■ **Latihan Singkat**
Menurut kutipan tentang partai post-democracy, apa harga yang harus dibayar oleh partai kepada para pengusaha?

■ **Kutipan Teks**
::::::::
Kondisi “kemandirian finansial” ini menguat dan partai mulai terbiasa berimprovisasi mendapatkan dana besar dari kalangan pengusaha untuk menopang kehidupannya.

Akhirnya, muncul simbiosis mutualisme. Konsesi berupa kebijakan yang menguntungkan para pengusaha, adalah harga yang harus dibayar oleh partai.

Situasi ini juga memancing para pengusaha untuk masuk dalam kehidupan politik. Mereka melihat peluang untuk tidak lagi sekadar menjadi “donatur tetap”, dengan konsesi hanya berupa beberapa proyek pemerintah.

Mereka pun terlibat langsung sebagai pemain politik yang diperhitungkan. Mereka membangun imperium politiknya sendiri dengan kontrol penuh atasnya.

Dampaknya, para pengusaha tidak saja bisa menentukan setiap agenda partai. Tapi juga bisa mempengaruhi kebijakan pemerintah. Situasi inilah yang menandai berakhirnya demokrasi, dan menjadi pembuka jalan bagi post-democracy.

Agenda apa yang akan dijalankan oleh pemerintah atau pembuat kebijakan, mulai ditentukan secara eksklusif oleh segelintir orang saja.

Jaringan Korporasi
Ada beberapa karakter utama pada partai post-democracy ini. Pertama, mereka dapat memproduksi elit-elit di lingkaran terdalam partai (comprises a self-reproducing inner circle) tanpa perlu menimbang keberadaan kalangan kader atau simpatisan.

Kedua, berjarak dengan massa (remote from its mass movement base). Keberadaannya lebih bergantung pada jaringan korporasi elit ketimbang jaringan akar rumput.

Ketiga, sebagai konsekuensinya, partai berada dalam posisi ketergantungan timbal balik dengan para korporat, yang tentu saja mengharapkan imbalan politik manakala partai-partai itu berkuasa.

Selain itu, partai post-democracy cenderung membangun agenda politik yang bersifat top-down. Berlandaskan terutama pada masukan penasihat politik profesional dan para korporat, ketimbang masukan dari khalayak.

Partai juga menjadi sebuah “a formal shell atau an ellipse”, yang diisi terutama oleh para profesional dan kelompok korporat. Bukan politisi kader.
::::::::
(Catatan anotasi wilayah)
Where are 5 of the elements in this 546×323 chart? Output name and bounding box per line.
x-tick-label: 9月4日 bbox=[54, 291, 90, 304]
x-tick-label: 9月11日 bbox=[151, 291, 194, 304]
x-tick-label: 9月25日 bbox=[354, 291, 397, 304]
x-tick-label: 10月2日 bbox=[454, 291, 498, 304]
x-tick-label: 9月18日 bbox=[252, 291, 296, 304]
::::::::
■ **Hasil Tugas**
Konsesi berupa kebijakan yang menguntungkan para pengusaha.